_Supplied data_
- - - - - - -
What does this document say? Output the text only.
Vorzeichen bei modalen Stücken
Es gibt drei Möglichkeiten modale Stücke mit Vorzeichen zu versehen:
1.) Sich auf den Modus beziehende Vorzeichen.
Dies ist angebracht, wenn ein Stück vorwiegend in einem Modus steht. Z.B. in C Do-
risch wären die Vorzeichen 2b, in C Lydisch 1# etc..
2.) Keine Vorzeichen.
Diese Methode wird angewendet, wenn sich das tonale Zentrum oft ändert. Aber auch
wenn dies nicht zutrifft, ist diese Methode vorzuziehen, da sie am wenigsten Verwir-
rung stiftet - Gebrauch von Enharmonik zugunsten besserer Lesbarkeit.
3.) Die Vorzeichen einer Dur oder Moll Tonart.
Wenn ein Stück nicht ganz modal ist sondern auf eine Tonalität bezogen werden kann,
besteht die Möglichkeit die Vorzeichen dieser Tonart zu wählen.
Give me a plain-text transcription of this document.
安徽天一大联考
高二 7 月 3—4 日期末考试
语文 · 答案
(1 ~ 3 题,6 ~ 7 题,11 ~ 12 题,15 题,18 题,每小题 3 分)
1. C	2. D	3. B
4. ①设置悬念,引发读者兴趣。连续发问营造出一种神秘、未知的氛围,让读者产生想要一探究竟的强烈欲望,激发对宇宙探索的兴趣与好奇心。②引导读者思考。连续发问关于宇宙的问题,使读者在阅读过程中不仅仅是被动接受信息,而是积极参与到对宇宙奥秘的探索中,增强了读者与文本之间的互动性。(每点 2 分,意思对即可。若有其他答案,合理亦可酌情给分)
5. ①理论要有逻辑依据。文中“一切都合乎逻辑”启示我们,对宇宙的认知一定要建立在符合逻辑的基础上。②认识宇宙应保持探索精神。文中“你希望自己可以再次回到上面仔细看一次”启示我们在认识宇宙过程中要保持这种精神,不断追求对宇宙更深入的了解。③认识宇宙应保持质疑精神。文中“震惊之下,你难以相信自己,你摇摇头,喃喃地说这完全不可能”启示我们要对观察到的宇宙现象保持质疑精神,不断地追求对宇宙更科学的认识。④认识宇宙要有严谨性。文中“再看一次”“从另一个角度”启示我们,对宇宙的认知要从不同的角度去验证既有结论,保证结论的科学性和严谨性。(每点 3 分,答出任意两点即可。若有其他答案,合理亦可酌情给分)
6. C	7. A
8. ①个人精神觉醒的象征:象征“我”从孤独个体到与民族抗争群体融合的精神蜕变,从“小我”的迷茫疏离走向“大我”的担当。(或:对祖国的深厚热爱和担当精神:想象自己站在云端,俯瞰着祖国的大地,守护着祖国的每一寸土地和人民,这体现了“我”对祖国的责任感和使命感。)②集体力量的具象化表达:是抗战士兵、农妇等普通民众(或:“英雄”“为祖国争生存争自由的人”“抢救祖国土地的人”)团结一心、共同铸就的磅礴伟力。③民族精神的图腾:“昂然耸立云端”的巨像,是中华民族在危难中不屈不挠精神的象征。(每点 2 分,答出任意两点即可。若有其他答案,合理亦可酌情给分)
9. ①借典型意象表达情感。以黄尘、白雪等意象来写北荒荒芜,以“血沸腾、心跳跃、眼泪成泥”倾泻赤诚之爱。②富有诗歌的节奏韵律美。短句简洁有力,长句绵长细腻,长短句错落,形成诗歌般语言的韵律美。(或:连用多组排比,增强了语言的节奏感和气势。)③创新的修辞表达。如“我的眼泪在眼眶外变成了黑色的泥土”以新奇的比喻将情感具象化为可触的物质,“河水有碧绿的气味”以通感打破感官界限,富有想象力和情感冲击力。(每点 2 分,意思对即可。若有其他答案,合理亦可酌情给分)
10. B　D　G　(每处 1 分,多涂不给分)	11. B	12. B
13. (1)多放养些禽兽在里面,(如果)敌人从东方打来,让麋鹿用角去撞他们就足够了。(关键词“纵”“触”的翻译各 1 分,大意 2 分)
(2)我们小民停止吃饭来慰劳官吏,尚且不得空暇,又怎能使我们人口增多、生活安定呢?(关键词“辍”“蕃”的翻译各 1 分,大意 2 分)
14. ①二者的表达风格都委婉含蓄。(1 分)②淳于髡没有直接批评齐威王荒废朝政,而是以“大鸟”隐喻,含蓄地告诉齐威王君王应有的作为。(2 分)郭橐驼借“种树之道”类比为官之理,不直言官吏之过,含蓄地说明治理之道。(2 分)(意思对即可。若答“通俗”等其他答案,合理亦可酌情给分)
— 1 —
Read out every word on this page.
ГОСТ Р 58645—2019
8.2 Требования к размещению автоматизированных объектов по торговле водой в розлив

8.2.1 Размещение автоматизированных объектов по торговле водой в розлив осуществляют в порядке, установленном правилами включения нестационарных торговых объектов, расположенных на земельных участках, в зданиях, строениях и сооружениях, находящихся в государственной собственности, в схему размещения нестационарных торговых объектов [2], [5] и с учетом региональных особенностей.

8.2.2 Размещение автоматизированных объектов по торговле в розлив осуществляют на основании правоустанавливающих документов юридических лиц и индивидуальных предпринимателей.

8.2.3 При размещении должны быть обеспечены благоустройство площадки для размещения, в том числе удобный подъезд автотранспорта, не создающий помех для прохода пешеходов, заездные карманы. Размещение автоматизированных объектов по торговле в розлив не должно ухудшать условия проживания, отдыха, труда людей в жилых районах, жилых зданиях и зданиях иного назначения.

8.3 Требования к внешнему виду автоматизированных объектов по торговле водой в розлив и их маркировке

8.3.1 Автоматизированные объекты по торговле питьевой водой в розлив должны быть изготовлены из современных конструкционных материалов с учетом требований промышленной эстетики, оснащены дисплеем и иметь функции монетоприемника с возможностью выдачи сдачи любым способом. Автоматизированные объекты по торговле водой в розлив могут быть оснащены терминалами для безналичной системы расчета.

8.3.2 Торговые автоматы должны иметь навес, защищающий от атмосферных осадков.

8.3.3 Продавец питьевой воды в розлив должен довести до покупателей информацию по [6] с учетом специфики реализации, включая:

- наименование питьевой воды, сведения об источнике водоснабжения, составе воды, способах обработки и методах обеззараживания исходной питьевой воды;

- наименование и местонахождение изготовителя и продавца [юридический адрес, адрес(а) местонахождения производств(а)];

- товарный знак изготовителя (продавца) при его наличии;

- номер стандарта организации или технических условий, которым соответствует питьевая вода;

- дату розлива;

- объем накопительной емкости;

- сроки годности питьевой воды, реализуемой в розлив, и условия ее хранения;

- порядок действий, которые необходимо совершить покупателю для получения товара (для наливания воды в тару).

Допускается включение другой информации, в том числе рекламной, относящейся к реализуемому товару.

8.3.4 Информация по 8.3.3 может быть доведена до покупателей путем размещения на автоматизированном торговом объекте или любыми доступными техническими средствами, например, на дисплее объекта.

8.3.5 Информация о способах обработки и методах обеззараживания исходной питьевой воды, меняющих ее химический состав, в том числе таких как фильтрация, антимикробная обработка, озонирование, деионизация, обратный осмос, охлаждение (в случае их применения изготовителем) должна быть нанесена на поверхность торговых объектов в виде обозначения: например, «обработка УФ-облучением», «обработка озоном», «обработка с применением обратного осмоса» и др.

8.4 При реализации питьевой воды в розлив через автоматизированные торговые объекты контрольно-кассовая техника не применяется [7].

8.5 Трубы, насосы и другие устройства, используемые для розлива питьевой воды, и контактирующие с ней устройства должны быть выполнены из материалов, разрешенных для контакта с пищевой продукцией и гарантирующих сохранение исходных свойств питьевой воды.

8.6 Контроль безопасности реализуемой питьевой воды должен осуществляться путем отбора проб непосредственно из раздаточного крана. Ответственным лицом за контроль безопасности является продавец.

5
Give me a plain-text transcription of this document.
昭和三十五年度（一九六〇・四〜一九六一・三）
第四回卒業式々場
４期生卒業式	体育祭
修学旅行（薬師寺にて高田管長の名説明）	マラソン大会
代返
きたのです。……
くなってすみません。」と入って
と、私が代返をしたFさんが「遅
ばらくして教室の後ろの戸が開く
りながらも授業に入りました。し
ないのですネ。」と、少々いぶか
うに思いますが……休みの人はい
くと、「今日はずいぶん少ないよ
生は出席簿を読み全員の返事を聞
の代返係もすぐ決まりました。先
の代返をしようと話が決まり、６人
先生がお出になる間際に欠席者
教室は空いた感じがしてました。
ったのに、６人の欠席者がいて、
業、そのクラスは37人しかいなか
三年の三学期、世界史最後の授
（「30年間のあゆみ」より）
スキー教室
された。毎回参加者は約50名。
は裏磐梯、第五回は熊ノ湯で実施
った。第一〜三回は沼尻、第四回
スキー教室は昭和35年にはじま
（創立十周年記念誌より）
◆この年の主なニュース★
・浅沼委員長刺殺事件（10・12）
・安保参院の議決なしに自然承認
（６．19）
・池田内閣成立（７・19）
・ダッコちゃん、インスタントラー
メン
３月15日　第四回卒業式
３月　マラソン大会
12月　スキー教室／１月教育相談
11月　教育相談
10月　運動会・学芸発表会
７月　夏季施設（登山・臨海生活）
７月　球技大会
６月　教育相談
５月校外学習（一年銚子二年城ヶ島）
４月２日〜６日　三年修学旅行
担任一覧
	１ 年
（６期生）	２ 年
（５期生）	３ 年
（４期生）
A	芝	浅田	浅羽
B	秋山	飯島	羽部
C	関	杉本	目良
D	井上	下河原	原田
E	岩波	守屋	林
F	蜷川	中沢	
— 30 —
- - - - - - -
_What is required_
Which lines contain the word "изготовителя"? Return each of them.

_Solved exercise_
- наименование и местонахождение изготовителя и продавца [юридический адрес, адрес(а) местонахождения производств(а)];
- товарный знак изготовителя (продавца) при его наличии;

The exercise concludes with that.